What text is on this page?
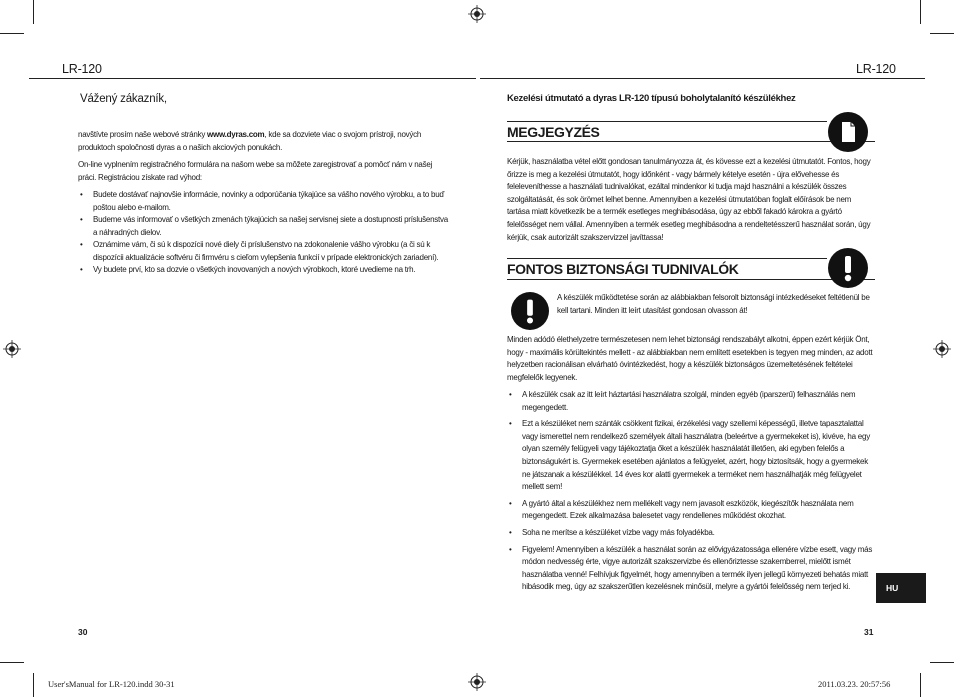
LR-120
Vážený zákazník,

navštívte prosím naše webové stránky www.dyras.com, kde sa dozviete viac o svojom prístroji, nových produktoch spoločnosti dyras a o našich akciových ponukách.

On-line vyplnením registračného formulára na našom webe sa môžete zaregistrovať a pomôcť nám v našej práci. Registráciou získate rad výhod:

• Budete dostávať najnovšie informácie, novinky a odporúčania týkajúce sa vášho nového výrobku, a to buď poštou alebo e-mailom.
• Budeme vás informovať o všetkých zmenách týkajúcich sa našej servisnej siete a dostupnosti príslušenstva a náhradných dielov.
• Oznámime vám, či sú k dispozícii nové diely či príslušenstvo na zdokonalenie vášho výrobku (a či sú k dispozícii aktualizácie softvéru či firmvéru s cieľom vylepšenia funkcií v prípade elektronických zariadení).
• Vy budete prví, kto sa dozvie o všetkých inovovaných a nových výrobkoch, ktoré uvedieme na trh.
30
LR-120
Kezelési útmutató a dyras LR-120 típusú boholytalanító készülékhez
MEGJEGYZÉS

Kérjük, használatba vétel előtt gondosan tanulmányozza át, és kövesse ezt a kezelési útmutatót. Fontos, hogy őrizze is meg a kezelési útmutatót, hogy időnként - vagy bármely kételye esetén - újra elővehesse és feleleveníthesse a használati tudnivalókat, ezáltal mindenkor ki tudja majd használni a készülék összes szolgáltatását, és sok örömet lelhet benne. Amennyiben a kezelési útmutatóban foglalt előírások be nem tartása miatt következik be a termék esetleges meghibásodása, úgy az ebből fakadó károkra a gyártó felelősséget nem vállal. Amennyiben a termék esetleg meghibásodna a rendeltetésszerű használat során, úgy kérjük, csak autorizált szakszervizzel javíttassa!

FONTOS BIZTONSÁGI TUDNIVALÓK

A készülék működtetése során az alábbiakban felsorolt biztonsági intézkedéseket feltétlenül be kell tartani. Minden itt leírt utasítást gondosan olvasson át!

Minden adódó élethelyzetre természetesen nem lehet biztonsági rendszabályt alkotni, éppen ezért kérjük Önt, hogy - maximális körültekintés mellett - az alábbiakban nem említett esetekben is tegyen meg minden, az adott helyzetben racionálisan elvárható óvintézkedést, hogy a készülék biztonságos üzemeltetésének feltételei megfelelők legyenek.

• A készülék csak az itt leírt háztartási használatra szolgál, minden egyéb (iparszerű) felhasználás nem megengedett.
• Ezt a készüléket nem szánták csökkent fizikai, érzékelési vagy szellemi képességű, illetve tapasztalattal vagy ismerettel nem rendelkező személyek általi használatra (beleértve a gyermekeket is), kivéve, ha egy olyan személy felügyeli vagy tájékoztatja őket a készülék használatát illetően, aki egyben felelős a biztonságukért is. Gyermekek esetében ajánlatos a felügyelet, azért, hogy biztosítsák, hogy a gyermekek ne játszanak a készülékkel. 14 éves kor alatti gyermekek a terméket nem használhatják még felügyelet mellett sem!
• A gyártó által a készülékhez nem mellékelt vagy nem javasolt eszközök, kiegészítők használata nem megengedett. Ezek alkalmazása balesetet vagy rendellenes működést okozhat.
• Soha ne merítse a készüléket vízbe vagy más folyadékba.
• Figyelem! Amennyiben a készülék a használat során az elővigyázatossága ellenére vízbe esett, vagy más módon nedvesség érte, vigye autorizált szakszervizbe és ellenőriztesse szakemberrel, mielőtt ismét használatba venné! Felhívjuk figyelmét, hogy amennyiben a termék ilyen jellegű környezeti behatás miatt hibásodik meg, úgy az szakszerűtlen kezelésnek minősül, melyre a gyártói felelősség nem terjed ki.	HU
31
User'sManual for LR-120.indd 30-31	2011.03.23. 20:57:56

---

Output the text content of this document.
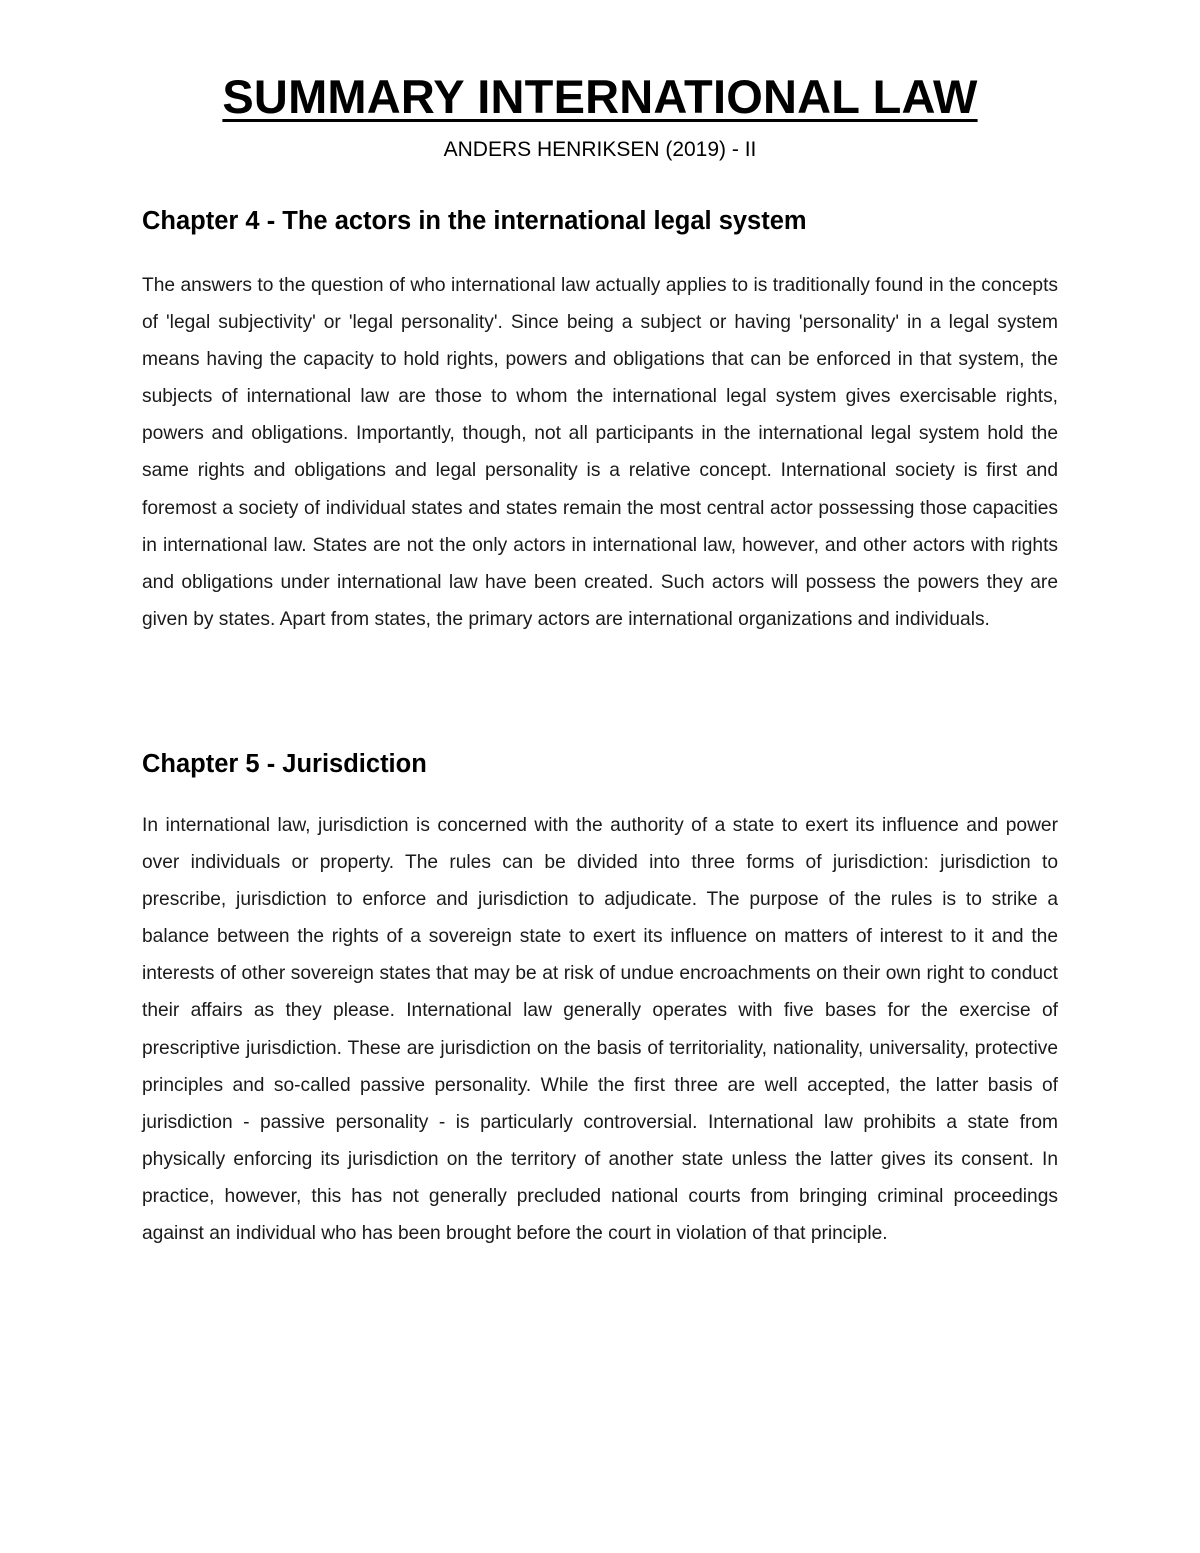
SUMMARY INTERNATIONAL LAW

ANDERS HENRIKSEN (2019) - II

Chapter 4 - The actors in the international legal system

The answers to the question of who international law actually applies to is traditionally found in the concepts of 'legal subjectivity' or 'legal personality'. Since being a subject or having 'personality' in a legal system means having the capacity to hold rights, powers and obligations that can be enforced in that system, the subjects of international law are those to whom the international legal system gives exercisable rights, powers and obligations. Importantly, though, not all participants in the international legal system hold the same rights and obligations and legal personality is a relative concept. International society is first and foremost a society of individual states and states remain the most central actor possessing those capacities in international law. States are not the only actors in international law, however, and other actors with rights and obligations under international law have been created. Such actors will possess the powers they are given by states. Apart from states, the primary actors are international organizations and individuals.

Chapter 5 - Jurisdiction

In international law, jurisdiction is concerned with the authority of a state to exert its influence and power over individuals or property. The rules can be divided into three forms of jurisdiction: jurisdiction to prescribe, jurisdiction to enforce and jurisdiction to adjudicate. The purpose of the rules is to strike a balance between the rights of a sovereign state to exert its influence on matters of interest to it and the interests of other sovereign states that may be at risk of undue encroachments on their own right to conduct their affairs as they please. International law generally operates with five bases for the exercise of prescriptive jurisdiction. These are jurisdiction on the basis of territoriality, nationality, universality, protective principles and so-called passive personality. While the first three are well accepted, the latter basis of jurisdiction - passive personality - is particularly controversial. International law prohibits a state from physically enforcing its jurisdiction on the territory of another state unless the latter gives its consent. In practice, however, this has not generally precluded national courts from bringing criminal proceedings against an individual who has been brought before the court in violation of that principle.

---

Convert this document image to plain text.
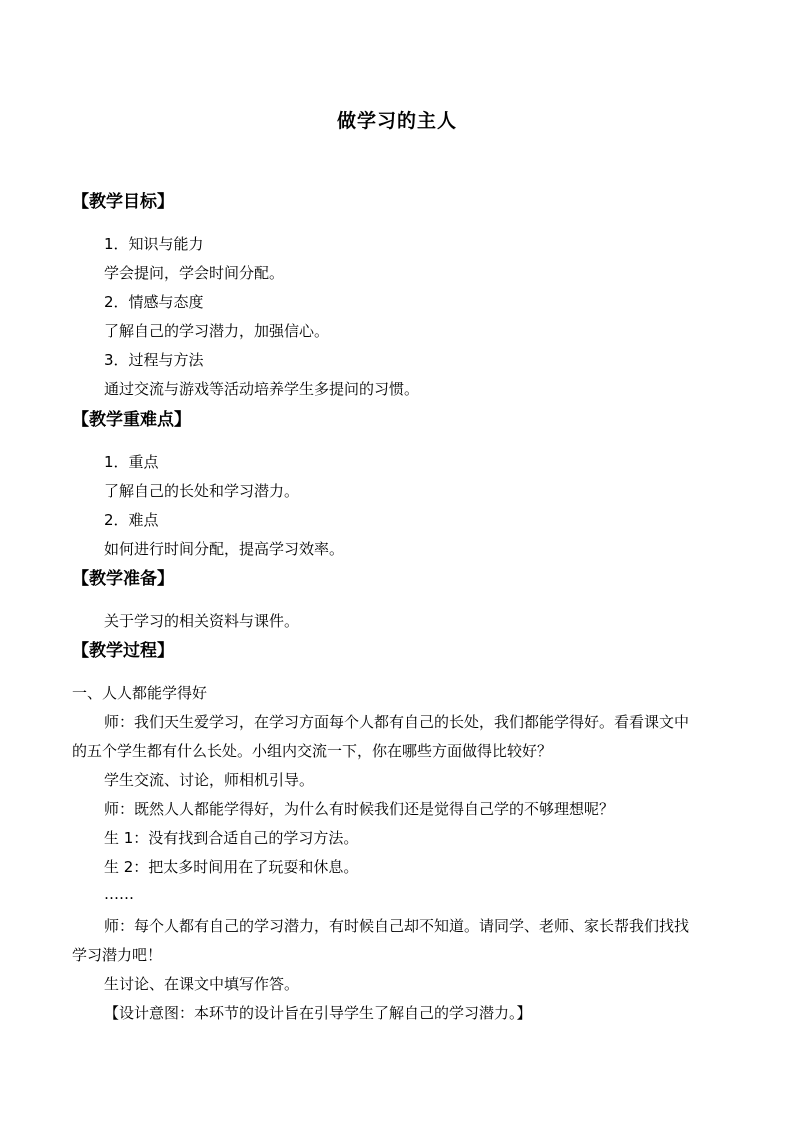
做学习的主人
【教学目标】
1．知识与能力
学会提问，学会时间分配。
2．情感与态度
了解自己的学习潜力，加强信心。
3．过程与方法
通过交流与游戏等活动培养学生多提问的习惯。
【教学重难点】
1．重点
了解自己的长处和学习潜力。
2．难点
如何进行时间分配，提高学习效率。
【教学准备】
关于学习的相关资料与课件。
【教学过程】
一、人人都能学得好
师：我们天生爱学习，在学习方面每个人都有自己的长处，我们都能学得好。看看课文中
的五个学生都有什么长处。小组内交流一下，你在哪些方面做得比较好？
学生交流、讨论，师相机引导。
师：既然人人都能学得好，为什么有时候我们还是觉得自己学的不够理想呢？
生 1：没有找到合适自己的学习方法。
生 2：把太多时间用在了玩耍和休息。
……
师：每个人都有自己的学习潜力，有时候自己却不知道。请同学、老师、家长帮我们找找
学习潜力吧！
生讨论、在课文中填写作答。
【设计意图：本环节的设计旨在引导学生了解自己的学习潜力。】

** EXERCISE DESCRIPTION **
Across the data, tally the lines containing "csak" and give back the number alone.

** CORRECT ANSWER **
2